- **WHAT TO PRODUCE**
Please set down all the lines beneath this one exactly, without the pictures.

- **Collected data**
* * * * * * *

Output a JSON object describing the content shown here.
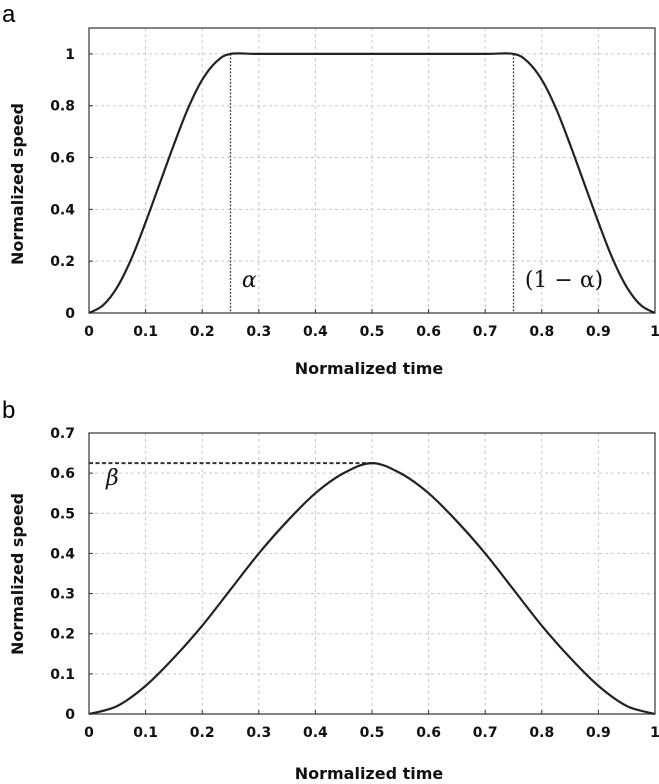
{
  "chart_data": [
    {
      "panel": "a",
      "type": "line",
      "xlabel": "Normalized time",
      "ylabel": "Normalized speed",
      "xlim": [
        0,
        1
      ],
      "ylim": [
        0,
        1.1
      ],
      "xticks": [
        "0",
        "0.1",
        "0.2",
        "0.3",
        "0.4",
        "0.5",
        "0.6",
        "0.7",
        "0.8",
        "0.9",
        "1"
      ],
      "yticks": [
        "0",
        "0.2",
        "0.4",
        "0.6",
        "0.8",
        "1"
      ],
      "grid": true,
      "series": [
        {
          "x": [
            0,
            0.025,
            0.05,
            0.075,
            0.1,
            0.125,
            0.15,
            0.175,
            0.2,
            0.225,
            0.25,
            0.3,
            0.4,
            0.5,
            0.6,
            0.7,
            0.75,
            0.775,
            0.8,
            0.825,
            0.85,
            0.875,
            0.9,
            0.925,
            0.95,
            0.975,
            1
          ],
          "y": [
            0,
            0.03,
            0.1,
            0.21,
            0.35,
            0.5,
            0.65,
            0.79,
            0.9,
            0.97,
            1,
            1,
            1,
            1,
            1,
            1,
            1,
            0.97,
            0.9,
            0.79,
            0.65,
            0.5,
            0.35,
            0.21,
            0.1,
            0.03,
            0
          ]
        }
      ],
      "vlines": [
        0.25,
        0.75
      ],
      "annotations": [
        {
          "text": "α",
          "x": 0.27,
          "y": 0.1
        },
        {
          "text": "(1 − α)",
          "x": 0.77,
          "y": 0.1
        }
      ]
    },
    {
      "panel": "b",
      "type": "line",
      "xlabel": "Normalized time",
      "ylabel": "Normalized speed",
      "xlim": [
        0,
        1
      ],
      "ylim": [
        0,
        0.7
      ],
      "xticks": [
        "0",
        "0.1",
        "0.2",
        "0.3",
        "0.4",
        "0.5",
        "0.6",
        "0.7",
        "0.8",
        "0.9",
        "1"
      ],
      "yticks": [
        "0",
        "0.1",
        "0.2",
        "0.3",
        "0.4",
        "0.5",
        "0.6",
        "0.7"
      ],
      "grid": true,
      "series": [
        {
          "x": [
            0,
            0.05,
            0.1,
            0.15,
            0.2,
            0.25,
            0.3,
            0.35,
            0.4,
            0.45,
            0.5,
            0.55,
            0.6,
            0.65,
            0.7,
            0.75,
            0.8,
            0.85,
            0.9,
            0.95,
            1
          ],
          "y": [
            0,
            0.02,
            0.07,
            0.14,
            0.22,
            0.31,
            0.4,
            0.48,
            0.55,
            0.6,
            0.625,
            0.6,
            0.55,
            0.48,
            0.4,
            0.31,
            0.22,
            0.14,
            0.07,
            0.02,
            0
          ]
        }
      ],
      "hline": {
        "y": 0.625,
        "x_from": 0,
        "x_to": 0.5
      },
      "annotations": [
        {
          "text": "β",
          "x": 0.03,
          "y": 0.57
        }
      ]
    }
  ]
}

* * * * * * *

- **EXPECTED ANSWER**
Output a JSON object describing the content shown here.
{
  "chart_data": [
    {
      "panel": "a",
      "type": "line",
      "xlabel": "Normalized time",
      "ylabel": "Normalized speed",
      "xlim": [
        0,
        1
      ],
      "ylim": [
        0,
        1.1
      ],
      "xticks": [
        "0",
        "0.1",
        "0.2",
        "0.3",
        "0.4",
        "0.5",
        "0.6",
        "0.7",
        "0.8",
        "0.9",
        "1"
      ],
      "yticks": [
        "0",
        "0.2",
        "0.4",
        "0.6",
        "0.8",
        "1"
      ],
      "grid": true,
      "series": [
        {
          "x": [
            0,
            0.025,
            0.05,
            0.075,
            0.1,
            0.125,
            0.15,
            0.175,
            0.2,
            0.225,
            0.25,
            0.3,
            0.4,
            0.5,
            0.6,
            0.7,
            0.75,
            0.775,
            0.8,
            0.825,
            0.85,
            0.875,
            0.9,
            0.925,
            0.95,
            0.975,
            1
          ],
          "y": [
            0,
            0.03,
            0.1,
            0.21,
            0.35,
            0.5,
            0.65,
            0.79,
            0.9,
            0.97,
            1,
            1,
            1,
            1,
            1,
            1,
            1,
            0.97,
            0.9,
            0.79,
            0.65,
            0.5,
            0.35,
            0.21,
            0.1,
            0.03,
            0
          ]
        }
      ],
      "vlines": [
        0.25,
        0.75
      ],
      "annotations": [
        {
          "text": "α",
          "x": 0.27,
          "y": 0.1
        },
        {
          "text": "(1 − α)",
          "x": 0.77,
          "y": 0.1
        }
      ]
    },
    {
      "panel": "b",
      "type": "line",
      "xlabel": "Normalized time",
      "ylabel": "Normalized speed",
      "xlim": [
        0,
        1
      ],
      "ylim": [
        0,
        0.7
      ],
      "xticks": [
        "0",
        "0.1",
        "0.2",
        "0.3",
        "0.4",
        "0.5",
        "0.6",
        "0.7",
        "0.8",
        "0.9",
        "1"
      ],
      "yticks": [
        "0",
        "0.1",
        "0.2",
        "0.3",
        "0.4",
        "0.5",
        "0.6",
        "0.7"
      ],
      "grid": true,
      "series": [
        {
          "x": [
            0,
            0.05,
            0.1,
            0.15,
            0.2,
            0.25,
            0.3,
            0.35,
            0.4,
            0.45,
            0.5,
            0.55,
            0.6,
            0.65,
            0.7,
            0.75,
            0.8,
            0.85,
            0.9,
            0.95,
            1
          ],
          "y": [
            0,
            0.02,
            0.07,
            0.14,
            0.22,
            0.31,
            0.4,
            0.48,
            0.55,
            0.6,
            0.625,
            0.6,
            0.55,
            0.48,
            0.4,
            0.31,
            0.22,
            0.14,
            0.07,
            0.02,
            0
          ]
        }
      ],
      "hline": {
        "y": 0.625,
        "x_from": 0,
        "x_to": 0.5
      },
      "annotations": [
        {
          "text": "β",
          "x": 0.03,
          "y": 0.57
        }
      ]
    }
  ]
}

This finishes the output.